[Collected data entries]

_ _ _

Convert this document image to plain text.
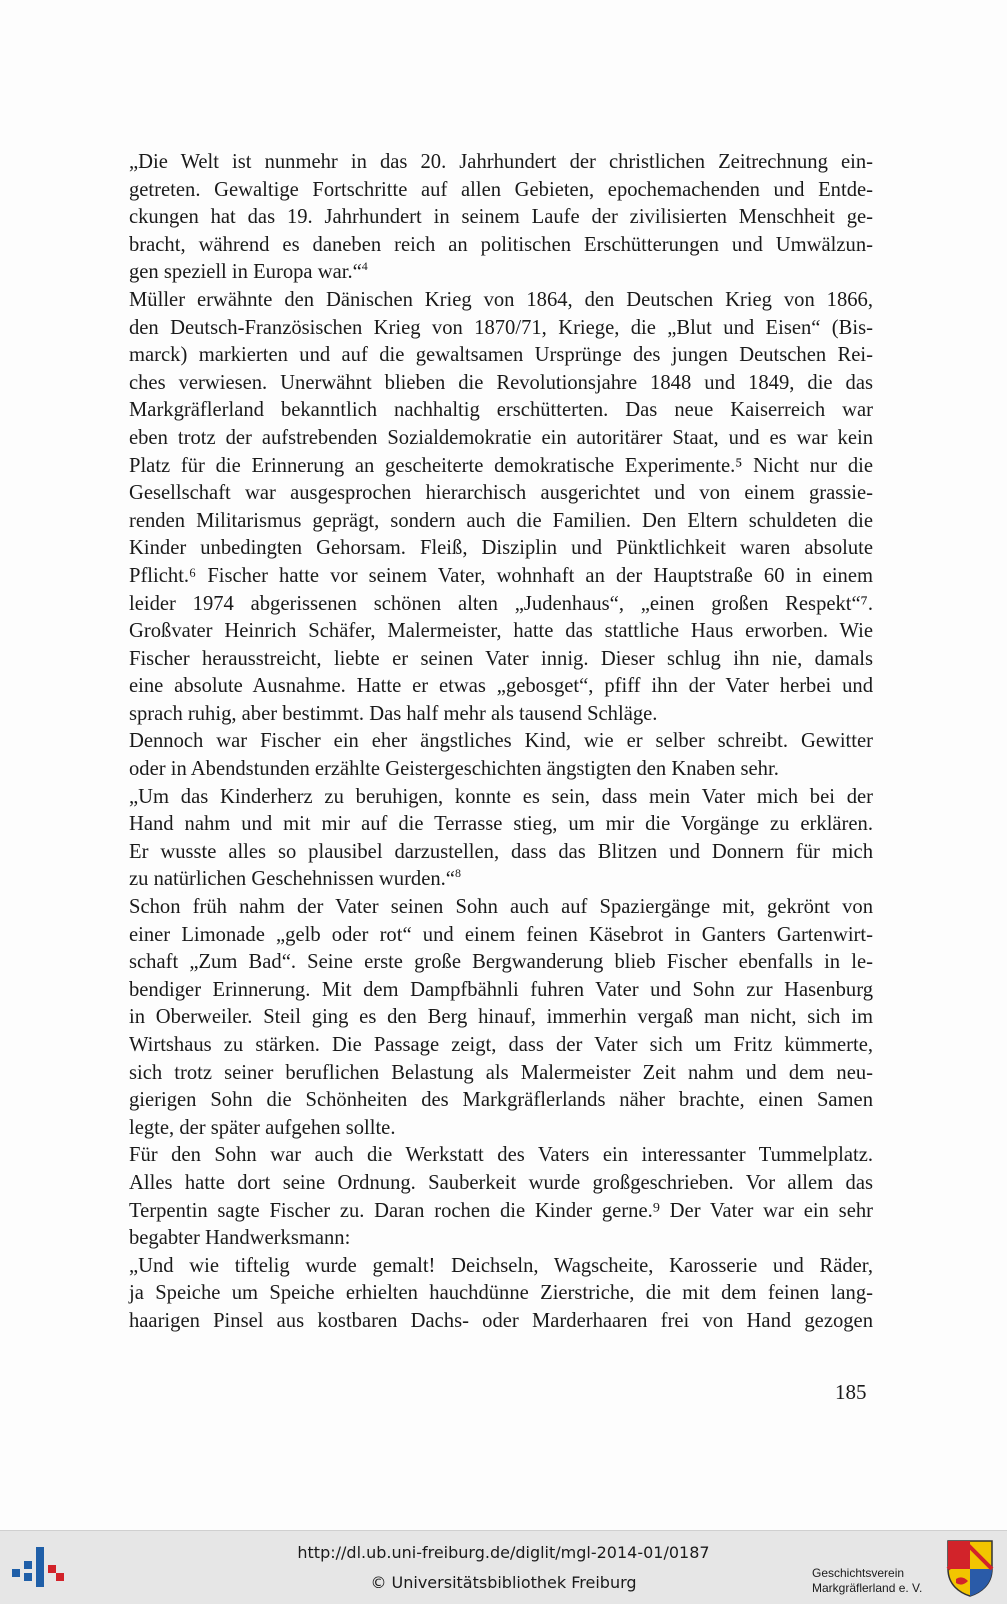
„Die Welt ist nunmehr in das 20. Jahrhundert der christlichen Zeitrechnung ein-
getreten. Gewaltige Fortschritte auf allen Gebieten, epochemachenden und Entde-
ckungen hat das 19. Jahrhundert in seinem Laufe der zivilisierten Menschheit ge-
bracht, während es daneben reich an politischen Erschütterungen und Umwälzun-
gen speziell in Europa war.“$^4$

Müller erwähnte den Dänischen Krieg von 1864, den Deutschen Krieg von 1866,
den Deutsch-Französischen Krieg von 1870/71, Kriege, die „Blut und Eisen“ (Bis-
marck) markierten und auf die gewaltsamen Ursprünge des jungen Deutschen Rei-
ches verwiesen. Unerwähnt blieben die Revolutionsjahre 1848 und 1849, die das
Markgräflerland bekanntlich nachhaltig erschütterten. Das neue Kaiserreich war
eben trotz der aufstrebenden Sozialdemokratie ein autoritärer Staat, und es war kein
Platz für die Erinnerung an gescheiterte demokratische Experimente.⁵ Nicht nur die
Gesellschaft war ausgesprochen hierarchisch ausgerichtet und von einem grassie-
renden Militarismus geprägt, sondern auch die Familien. Den Eltern schuldeten die
Kinder unbedingten Gehorsam. Fleiß, Disziplin und Pünktlichkeit waren absolute
Pflicht.⁶ Fischer hatte vor seinem Vater, wohnhaft an der Hauptstraße 60 in einem
leider 1974 abgerissenen schönen alten „Judenhaus“, „einen großen Respekt“⁷.
Großvater Heinrich Schäfer, Malermeister, hatte das stattliche Haus erworben. Wie
Fischer herausstreicht, liebte er seinen Vater innig. Dieser schlug ihn nie, damals
eine absolute Ausnahme. Hatte er etwas „gebosget“, pfiff ihn der Vater herbei und
sprach ruhig, aber bestimmt. Das half mehr als tausend Schläge.

Dennoch war Fischer ein eher ängstliches Kind, wie er selber schreibt. Gewitter
oder in Abendstunden erzählte Geistergeschichten ängstigten den Knaben sehr.

„Um das Kinderherz zu beruhigen, konnte es sein, dass mein Vater mich bei der
Hand nahm und mit mir auf die Terrasse stieg, um mir die Vorgänge zu erklären.
Er wusste alles so plausibel darzustellen, dass das Blitzen und Donnern für mich
zu natürlichen Geschehnissen wurden.“$^8$

Schon früh nahm der Vater seinen Sohn auch auf Spaziergänge mit, gekrönt von
einer Limonade „gelb oder rot“ und einem feinen Käsebrot in Ganters Gartenwirt-
schaft „Zum Bad“. Seine erste große Bergwanderung blieb Fischer ebenfalls in le-
bendiger Erinnerung. Mit dem Dampfbähnli fuhren Vater und Sohn zur Hasenburg
in Oberweiler. Steil ging es den Berg hinauf, immerhin vergaß man nicht, sich im
Wirtshaus zu stärken. Die Passage zeigt, dass der Vater sich um Fritz kümmerte,
sich trotz seiner beruflichen Belastung als Malermeister Zeit nahm und dem neu-
gierigen Sohn die Schönheiten des Markgräflerlands näher brachte, einen Samen
legte, der später aufgehen sollte.

Für den Sohn war auch die Werkstatt des Vaters ein interessanter Tummelplatz.
Alles hatte dort seine Ordnung. Sauberkeit wurde großgeschrieben. Vor allem das
Terpentin sagte Fischer zu. Daran rochen die Kinder gerne.⁹ Der Vater war ein sehr
begabter Handwerksmann:

„Und wie tiftelig wurde gemalt! Deichseln, Wagscheite, Karosserie und Räder,
ja Speiche um Speiche erhielten hauchdünne Zierstriche, die mit dem feinen lang-
haarigen Pinsel aus kostbaren Dachs- oder Marderhaaren frei von Hand gezogen

185
http://dl.ub.uni-freiburg.de/diglit/mgl-2014-01/0187
© Universitätsbibliothek Freiburg	Geschichtsverein
Markgräflerland e. V.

_ _ _

■ THE REQUEST
Copy all lines of the listing above that contain the string "Sohn".

■ CORRECT OUTPUT
Schon früh nahm der Vater seinen Sohn auch auf Spaziergänge mit, gekrönt von
bendiger Erinnerung. Mit dem Dampfbähnli fuhren Vater und Sohn zur Hasenburg
gierigen Sohn die Schönheiten des Markgräflerlands näher brachte, einen Samen
Für den Sohn war auch die Werkstatt des Vaters ein interessanter Tummelplatz.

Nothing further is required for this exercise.